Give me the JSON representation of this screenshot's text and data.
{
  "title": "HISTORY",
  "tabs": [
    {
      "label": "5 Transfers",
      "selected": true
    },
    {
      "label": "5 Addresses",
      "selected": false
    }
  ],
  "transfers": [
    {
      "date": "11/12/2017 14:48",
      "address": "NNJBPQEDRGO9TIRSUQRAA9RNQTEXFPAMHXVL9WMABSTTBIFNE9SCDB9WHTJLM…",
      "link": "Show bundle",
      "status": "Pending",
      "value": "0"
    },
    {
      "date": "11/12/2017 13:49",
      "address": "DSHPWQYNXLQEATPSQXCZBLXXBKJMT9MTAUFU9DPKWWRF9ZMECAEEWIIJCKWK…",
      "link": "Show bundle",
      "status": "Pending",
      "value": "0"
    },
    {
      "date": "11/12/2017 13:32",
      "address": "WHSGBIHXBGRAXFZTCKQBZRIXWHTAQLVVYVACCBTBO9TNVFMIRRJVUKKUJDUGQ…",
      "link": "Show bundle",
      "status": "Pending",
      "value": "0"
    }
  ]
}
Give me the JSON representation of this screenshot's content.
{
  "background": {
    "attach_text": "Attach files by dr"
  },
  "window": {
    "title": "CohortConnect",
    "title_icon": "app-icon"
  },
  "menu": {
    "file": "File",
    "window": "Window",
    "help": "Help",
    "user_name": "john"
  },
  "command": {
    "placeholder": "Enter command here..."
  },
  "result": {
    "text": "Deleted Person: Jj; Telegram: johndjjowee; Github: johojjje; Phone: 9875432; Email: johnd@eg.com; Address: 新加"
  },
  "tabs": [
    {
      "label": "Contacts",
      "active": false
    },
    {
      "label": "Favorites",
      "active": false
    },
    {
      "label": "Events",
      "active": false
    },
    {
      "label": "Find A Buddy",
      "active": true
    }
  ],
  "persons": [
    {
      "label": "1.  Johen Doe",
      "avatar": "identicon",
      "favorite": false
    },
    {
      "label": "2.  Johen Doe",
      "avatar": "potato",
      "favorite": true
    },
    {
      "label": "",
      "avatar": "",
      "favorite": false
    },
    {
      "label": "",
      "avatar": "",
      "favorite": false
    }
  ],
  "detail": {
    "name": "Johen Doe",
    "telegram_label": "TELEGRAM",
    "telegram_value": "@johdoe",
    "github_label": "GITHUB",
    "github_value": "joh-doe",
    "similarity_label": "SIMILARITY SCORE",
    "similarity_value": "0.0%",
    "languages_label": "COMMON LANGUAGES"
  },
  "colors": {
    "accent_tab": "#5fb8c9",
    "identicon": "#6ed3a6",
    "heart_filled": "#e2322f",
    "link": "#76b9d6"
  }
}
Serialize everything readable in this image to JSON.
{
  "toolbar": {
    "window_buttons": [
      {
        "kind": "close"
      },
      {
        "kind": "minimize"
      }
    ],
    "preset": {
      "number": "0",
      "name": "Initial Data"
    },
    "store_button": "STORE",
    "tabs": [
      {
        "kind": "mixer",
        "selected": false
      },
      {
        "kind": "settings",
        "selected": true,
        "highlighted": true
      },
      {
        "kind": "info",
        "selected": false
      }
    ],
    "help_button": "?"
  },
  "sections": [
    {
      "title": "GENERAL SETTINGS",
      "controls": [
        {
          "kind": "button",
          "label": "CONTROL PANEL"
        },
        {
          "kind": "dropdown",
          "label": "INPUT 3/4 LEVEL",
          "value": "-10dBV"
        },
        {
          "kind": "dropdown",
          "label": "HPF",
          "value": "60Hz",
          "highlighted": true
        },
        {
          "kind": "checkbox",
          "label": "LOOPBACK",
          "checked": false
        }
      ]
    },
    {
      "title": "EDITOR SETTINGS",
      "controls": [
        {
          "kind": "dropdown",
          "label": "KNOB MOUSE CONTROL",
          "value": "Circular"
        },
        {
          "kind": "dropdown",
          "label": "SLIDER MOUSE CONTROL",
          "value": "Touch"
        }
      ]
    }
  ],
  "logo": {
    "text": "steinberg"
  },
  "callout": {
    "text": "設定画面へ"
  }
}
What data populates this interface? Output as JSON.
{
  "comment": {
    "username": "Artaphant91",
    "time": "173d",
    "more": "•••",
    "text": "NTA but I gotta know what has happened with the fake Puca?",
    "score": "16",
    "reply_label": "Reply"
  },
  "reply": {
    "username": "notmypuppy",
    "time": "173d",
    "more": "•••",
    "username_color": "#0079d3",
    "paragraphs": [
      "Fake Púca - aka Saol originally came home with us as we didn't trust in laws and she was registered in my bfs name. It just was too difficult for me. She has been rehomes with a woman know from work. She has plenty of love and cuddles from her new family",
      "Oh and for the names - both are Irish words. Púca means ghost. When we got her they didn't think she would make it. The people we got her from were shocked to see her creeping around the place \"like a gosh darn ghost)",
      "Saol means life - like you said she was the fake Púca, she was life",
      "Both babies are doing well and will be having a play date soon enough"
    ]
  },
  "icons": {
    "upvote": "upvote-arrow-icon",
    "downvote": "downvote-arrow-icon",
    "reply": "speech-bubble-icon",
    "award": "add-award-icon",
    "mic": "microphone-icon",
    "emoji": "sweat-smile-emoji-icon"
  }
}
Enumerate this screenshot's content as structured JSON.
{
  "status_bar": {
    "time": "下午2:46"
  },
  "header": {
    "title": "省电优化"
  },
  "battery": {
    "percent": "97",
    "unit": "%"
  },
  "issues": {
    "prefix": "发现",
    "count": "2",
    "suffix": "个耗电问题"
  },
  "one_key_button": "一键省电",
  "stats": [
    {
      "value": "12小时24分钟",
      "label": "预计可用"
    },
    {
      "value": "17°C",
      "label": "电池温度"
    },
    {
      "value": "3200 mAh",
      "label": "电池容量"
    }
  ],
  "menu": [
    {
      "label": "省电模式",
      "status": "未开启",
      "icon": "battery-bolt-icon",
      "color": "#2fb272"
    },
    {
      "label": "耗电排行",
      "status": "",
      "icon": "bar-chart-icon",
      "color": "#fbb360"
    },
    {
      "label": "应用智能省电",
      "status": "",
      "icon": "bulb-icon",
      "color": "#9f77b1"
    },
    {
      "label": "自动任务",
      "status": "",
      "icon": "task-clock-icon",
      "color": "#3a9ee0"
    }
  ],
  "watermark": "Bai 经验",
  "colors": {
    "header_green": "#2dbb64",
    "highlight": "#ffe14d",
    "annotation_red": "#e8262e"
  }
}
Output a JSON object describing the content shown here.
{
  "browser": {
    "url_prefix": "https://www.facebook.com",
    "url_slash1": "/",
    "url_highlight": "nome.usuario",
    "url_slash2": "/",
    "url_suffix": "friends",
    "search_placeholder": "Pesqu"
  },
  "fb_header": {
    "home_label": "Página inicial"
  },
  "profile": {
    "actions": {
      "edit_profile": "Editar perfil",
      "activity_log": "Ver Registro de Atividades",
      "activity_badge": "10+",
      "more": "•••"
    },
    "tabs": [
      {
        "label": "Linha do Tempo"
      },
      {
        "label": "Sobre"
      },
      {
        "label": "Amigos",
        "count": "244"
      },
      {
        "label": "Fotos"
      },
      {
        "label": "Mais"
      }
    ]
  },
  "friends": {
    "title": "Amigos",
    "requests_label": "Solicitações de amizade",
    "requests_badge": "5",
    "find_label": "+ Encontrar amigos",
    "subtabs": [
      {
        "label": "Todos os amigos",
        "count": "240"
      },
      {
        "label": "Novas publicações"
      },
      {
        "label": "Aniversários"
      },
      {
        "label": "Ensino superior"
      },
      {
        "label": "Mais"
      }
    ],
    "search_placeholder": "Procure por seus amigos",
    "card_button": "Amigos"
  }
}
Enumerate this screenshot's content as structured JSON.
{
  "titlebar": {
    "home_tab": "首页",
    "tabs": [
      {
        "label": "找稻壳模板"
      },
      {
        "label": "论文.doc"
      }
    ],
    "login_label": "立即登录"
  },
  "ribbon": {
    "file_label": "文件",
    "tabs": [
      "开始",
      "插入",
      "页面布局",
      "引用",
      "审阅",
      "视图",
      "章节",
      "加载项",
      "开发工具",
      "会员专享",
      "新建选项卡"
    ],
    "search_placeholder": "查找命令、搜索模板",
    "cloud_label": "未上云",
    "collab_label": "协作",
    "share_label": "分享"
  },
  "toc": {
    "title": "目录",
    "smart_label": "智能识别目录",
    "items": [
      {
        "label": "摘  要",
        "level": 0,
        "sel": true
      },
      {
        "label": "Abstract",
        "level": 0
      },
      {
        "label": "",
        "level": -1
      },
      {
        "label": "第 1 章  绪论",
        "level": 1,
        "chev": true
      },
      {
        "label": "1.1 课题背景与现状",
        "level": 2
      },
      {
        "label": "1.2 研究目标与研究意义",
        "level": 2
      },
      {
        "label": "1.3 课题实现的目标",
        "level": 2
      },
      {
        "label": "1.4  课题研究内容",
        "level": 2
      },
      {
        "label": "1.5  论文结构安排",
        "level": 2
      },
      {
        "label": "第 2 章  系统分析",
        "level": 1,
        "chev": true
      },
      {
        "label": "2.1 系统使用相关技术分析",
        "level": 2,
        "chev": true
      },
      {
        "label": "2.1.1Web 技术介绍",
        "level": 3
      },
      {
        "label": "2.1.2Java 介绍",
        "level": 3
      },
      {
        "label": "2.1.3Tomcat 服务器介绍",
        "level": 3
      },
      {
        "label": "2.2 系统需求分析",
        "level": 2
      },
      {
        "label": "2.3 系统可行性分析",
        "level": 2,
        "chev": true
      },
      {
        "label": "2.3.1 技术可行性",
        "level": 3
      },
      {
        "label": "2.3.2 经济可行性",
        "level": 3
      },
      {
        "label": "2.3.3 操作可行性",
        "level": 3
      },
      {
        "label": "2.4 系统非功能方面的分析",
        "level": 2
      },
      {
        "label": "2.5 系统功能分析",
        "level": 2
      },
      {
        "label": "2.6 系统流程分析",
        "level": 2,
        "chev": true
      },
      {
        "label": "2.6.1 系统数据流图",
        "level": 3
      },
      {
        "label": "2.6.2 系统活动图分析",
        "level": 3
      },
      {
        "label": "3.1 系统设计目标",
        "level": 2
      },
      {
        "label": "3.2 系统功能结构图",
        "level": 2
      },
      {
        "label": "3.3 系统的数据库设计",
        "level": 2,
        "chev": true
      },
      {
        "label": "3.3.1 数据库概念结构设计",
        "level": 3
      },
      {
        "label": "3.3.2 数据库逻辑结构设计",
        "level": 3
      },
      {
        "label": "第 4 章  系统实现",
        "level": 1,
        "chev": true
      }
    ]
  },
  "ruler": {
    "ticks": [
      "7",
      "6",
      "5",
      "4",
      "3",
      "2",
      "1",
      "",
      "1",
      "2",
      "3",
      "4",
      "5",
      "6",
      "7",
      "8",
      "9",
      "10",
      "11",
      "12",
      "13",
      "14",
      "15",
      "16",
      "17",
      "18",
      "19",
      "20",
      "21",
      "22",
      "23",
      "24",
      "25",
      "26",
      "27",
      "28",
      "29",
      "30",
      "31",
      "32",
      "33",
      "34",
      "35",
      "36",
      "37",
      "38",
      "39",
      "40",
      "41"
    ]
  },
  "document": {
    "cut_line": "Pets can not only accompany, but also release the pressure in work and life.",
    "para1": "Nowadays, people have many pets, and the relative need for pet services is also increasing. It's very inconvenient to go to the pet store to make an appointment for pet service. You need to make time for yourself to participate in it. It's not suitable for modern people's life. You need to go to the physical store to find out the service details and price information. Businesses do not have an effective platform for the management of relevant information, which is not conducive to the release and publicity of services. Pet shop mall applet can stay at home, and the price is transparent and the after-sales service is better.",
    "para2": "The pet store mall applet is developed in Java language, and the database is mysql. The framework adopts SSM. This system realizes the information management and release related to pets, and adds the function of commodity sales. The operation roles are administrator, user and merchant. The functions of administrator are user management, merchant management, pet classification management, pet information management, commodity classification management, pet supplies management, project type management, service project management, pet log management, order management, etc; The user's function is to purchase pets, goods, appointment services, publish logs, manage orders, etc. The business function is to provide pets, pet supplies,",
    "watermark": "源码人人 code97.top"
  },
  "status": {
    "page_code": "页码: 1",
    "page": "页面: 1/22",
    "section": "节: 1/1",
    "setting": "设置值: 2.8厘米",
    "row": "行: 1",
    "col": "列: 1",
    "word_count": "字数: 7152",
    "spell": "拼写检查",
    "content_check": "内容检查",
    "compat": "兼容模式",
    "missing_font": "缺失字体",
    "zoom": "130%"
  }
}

# [EXERCISE DESCRIPTION]
Every line of the records that includes the word "mall" should be gathered.

# [FINISHED ANSWER]
    "para1": "Nowadays, people have many pets, and the relative need for pet services is also increasing. It's very inconvenient to go to the pet store to make an appointment for pet service. You need to make time for yourself to participate in it. It's not suitable for modern people's life. You need to go to the physical store to find out the service details and price information. Businesses do not have an effective platform for the management of relevant information, which is not conducive to the release and publicity of services. Pet shop mall applet can stay at home, and the price is transparent and the after-sales service is better.",
    "para2": "The pet store mall applet is developed in Java language, and the database is mysql. The framework adopts SSM. This system realizes the information management and release related to pets, and adds the function of commodity sales. The operation roles are administrator, user and merchant. The functions of administrator are user management, merchant management, pet classification management, pet information management, commodity classification management, pet supplies management, project type management, service project management, pet log management, order management, etc; The user's function is to purchase pets, goods, appointment services, publish logs, manage orders, etc. The business function is to provide pets, pet supplies,",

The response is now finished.